TASK TO CARRY OUT:
Identify the lines that contain the string "pattern", then copy each of them.

**** DATA SHOWN ****

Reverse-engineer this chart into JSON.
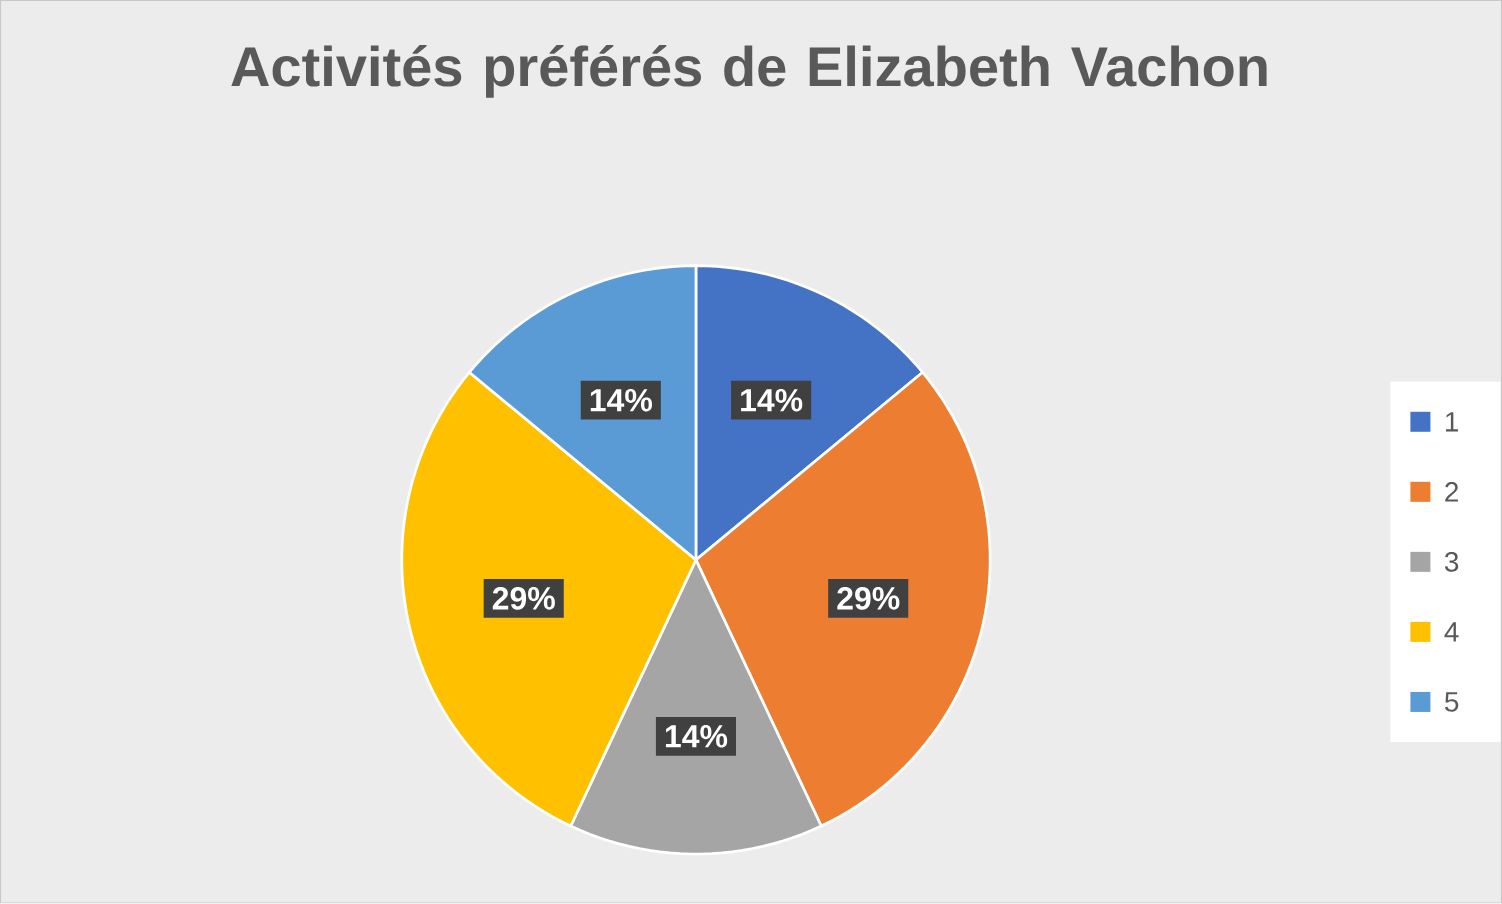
{
  "chart_data": {
    "type": "pie",
    "title": "Activités préférés de Elizabeth Vachon",
    "categories": [
      "1",
      "2",
      "3",
      "4",
      "5"
    ],
    "values": [
      14,
      29,
      14,
      29,
      14
    ],
    "value_labels": [
      "14%",
      "29%",
      "14%",
      "29%",
      "14%"
    ],
    "colors": [
      "#4472c4",
      "#ed7d31",
      "#a5a5a5",
      "#ffc000",
      "#5b9bd5"
    ],
    "legend": "right"
  }
}
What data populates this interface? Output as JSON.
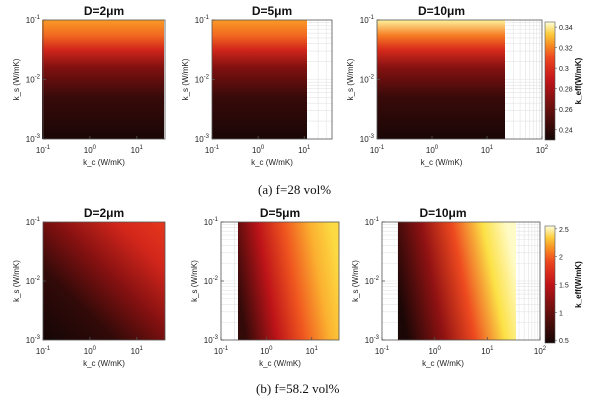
{
  "chart_data": [
    {
      "type": "heatmap",
      "title": "D=2μm",
      "xlabel": "k_c  (W/mK)",
      "ylabel": "k_s (W/mK)",
      "xscale": "log",
      "yscale": "log",
      "xlim": [
        0.1,
        40
      ],
      "ylim": [
        0.001,
        0.1
      ],
      "x_ticks": [
        0.1,
        1,
        10
      ],
      "x_ticklabels": [
        "10^-1",
        "10^0",
        "10^1"
      ],
      "y_ticks": [
        0.001,
        0.01,
        0.1
      ],
      "y_ticklabels": [
        "10^-3",
        "10^-2",
        "10^-1"
      ],
      "pattern": "varies with k_s only; brightest at top",
      "value_range": [
        0.24,
        0.32
      ]
    },
    {
      "type": "heatmap",
      "title": "D=5μm",
      "xlabel": "k_c (W/mK)",
      "ylabel": "k_s (W/mK)",
      "xscale": "log",
      "yscale": "log",
      "xlim": [
        0.1,
        40
      ],
      "ylim": [
        0.001,
        0.1
      ],
      "x_ticks": [
        0.1,
        1,
        10
      ],
      "x_ticklabels": [
        "10^-1",
        "10^0",
        "10^1"
      ],
      "y_ticks": [
        0.001,
        0.01,
        0.1
      ],
      "y_ticklabels": [
        "10^-3",
        "10^-2",
        "10^-1"
      ],
      "pattern": "varies with k_s only",
      "value_range": [
        0.24,
        0.32
      ]
    },
    {
      "type": "heatmap",
      "title": "D=10μm",
      "xlabel": "k_c (W/mK)",
      "ylabel": "k_s (W/mK)",
      "xscale": "log",
      "yscale": "log",
      "xlim": [
        0.1,
        100
      ],
      "ylim": [
        0.001,
        0.1
      ],
      "x_ticks": [
        0.1,
        1,
        10,
        100
      ],
      "x_ticklabels": [
        "10^-1",
        "10^0",
        "10^1",
        "10^2"
      ],
      "y_ticks": [
        0.001,
        0.01,
        0.1
      ],
      "y_ticklabels": [
        "10^-3",
        "10^-2",
        "10^-1"
      ],
      "pattern": "varies with k_s only; pale yellow at top",
      "value_range": [
        0.24,
        0.345
      ],
      "colorbar": {
        "label": "k_eff(W/mK)",
        "min": 0.23,
        "max": 0.345,
        "ticks": [
          0.24,
          0.26,
          0.28,
          0.3,
          0.32,
          0.34
        ],
        "ticklabels": [
          "0.24",
          "0.26",
          "0.28",
          "0.3",
          "0.32",
          "0.34"
        ]
      }
    },
    {
      "type": "heatmap",
      "title": "D=2μm",
      "xlabel": "k_c  (W/mK)",
      "ylabel": "k_s (W/mK)",
      "xscale": "log",
      "yscale": "log",
      "xlim": [
        0.1,
        40
      ],
      "ylim": [
        0.001,
        0.1
      ],
      "x_ticks": [
        0.1,
        1,
        10
      ],
      "x_ticklabels": [
        "10^-1",
        "10^0",
        "10^1"
      ],
      "y_ticks": [
        0.001,
        0.01,
        0.1
      ],
      "y_ticklabels": [
        "10^-3",
        "10^-2",
        "10^-1"
      ],
      "pattern": "diagonal gradient; increases with both k_c and k_s",
      "value_range": [
        0.5,
        1.9
      ]
    },
    {
      "type": "heatmap",
      "title": "D=5μm",
      "xlabel": "k_c (W/mK)",
      "ylabel": "k_s (W/mK)",
      "xscale": "log",
      "yscale": "log",
      "xlim": [
        0.1,
        40
      ],
      "ylim": [
        0.001,
        0.1
      ],
      "x_ticks": [
        0.1,
        1,
        10
      ],
      "x_ticklabels": [
        "10^-1",
        "10^0",
        "10^1"
      ],
      "y_ticks": [
        0.001,
        0.01,
        0.1
      ],
      "y_ticklabels": [
        "10^-3",
        "10^-2",
        "10^-1"
      ],
      "pattern": "increases mainly with k_c",
      "value_range": [
        0.5,
        2.2
      ]
    },
    {
      "type": "heatmap",
      "title": "D=10μm",
      "xlabel": "k_c (W/mK)",
      "ylabel": "k_s (W/mK)",
      "xscale": "log",
      "yscale": "log",
      "xlim": [
        0.1,
        100
      ],
      "ylim": [
        0.001,
        0.1
      ],
      "x_ticks": [
        0.1,
        1,
        10,
        100
      ],
      "x_ticklabels": [
        "10^-1",
        "10^0",
        "10^1",
        "10^2"
      ],
      "y_ticks": [
        0.001,
        0.01,
        0.1
      ],
      "y_ticklabels": [
        "10^-3",
        "10^-2",
        "10^-1"
      ],
      "pattern": "increases mainly with k_c; saturates to pale yellow",
      "value_range": [
        0.5,
        2.5
      ],
      "colorbar": {
        "label": "k_eff(W/mK)",
        "min": 0.45,
        "max": 2.55,
        "ticks": [
          0.5,
          1,
          1.5,
          2,
          2.5
        ],
        "ticklabels": [
          "0.5",
          "1",
          "1.5",
          "2",
          "2.5"
        ]
      }
    }
  ],
  "captions": {
    "a": "(a)  f=28 vol%",
    "b": "(b)  f=58.2 vol%"
  }
}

****

WRITTEN SOLUTION:
      "pattern": "varies with k_s only; brightest at top",
      "pattern": "varies with k_s only",
      "pattern": "varies with k_s only; pale yellow at top",
      "pattern": "diagonal gradient; increases with both k_c and k_s",
      "pattern": "increases mainly with k_c",
      "pattern": "increases mainly with k_c; saturates to pale yellow",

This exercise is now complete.